**Exercise goal:** Pull every line containing the word "small" from the records.

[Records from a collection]
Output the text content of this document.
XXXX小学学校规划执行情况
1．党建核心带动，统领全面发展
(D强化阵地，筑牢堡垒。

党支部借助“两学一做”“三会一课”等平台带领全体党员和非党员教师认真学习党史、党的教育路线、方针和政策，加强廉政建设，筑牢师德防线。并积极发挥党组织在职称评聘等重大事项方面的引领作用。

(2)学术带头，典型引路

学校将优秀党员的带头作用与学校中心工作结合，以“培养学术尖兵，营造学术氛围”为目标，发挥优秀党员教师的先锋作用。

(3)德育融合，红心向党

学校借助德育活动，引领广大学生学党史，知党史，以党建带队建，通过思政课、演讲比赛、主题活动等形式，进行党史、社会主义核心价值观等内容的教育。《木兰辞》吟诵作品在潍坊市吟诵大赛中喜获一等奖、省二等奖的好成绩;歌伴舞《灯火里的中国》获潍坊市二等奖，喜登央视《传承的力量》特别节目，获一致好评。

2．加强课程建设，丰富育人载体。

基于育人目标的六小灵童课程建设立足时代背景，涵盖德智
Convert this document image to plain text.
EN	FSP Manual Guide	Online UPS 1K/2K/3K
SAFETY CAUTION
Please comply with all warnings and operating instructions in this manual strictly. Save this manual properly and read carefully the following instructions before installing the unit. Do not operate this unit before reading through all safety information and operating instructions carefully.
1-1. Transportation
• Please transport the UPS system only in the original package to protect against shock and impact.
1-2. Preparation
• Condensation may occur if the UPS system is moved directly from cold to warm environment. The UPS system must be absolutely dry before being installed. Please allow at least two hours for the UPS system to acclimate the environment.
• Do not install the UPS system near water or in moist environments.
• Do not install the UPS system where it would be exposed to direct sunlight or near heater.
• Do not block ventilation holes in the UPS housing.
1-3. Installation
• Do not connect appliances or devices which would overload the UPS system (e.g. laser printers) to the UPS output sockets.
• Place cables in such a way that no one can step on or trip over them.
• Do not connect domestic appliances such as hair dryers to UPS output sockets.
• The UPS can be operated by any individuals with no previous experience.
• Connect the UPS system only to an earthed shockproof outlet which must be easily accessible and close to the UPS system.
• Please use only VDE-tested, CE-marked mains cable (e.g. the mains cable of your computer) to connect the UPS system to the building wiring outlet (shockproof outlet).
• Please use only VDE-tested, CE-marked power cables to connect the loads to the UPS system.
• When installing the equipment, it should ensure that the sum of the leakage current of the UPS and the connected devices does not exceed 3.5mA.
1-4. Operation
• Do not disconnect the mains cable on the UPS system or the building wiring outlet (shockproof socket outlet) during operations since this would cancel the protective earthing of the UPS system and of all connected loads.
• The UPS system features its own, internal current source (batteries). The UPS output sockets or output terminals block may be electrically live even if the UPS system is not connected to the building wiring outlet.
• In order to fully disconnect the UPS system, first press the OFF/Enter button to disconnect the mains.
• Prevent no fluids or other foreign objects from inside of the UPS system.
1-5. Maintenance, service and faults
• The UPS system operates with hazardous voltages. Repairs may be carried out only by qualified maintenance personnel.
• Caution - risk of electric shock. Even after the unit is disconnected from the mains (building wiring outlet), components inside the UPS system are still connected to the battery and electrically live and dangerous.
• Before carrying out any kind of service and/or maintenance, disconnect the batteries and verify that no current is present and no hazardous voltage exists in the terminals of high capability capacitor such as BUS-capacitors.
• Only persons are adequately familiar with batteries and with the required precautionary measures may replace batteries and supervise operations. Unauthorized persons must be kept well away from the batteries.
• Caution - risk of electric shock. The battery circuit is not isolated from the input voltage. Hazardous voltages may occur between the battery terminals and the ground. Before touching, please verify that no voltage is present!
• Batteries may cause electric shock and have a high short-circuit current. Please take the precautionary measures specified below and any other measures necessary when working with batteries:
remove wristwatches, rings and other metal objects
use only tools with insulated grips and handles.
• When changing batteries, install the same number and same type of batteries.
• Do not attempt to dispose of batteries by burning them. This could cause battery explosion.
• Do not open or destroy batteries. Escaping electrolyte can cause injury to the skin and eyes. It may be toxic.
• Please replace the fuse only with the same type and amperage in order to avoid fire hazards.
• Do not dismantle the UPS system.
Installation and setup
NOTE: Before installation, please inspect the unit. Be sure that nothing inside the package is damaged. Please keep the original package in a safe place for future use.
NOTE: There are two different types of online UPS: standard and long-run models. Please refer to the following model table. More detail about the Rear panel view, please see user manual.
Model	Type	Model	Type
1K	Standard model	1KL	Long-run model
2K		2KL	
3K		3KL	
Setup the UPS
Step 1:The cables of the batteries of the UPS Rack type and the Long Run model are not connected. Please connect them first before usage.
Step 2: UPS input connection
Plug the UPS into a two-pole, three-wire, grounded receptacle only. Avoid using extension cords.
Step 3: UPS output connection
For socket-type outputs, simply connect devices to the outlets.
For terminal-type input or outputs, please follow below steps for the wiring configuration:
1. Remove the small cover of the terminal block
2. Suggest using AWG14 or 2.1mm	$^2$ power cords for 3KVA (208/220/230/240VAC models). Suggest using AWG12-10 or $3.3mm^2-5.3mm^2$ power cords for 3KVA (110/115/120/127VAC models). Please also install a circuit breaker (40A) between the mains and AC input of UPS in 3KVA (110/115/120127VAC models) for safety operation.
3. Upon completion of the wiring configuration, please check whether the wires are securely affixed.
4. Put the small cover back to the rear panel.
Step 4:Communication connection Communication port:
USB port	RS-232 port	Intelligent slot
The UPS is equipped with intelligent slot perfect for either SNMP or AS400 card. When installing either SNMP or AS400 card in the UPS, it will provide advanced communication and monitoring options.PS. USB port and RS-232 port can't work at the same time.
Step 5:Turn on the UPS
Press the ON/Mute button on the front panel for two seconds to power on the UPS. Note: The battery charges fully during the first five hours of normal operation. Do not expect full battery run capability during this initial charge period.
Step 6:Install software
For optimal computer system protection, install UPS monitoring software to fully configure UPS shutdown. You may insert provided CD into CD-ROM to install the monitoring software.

**Solution to the problem:**
1. Remove the small cover of the terminal block
4. Put the small cover back to the rear panel.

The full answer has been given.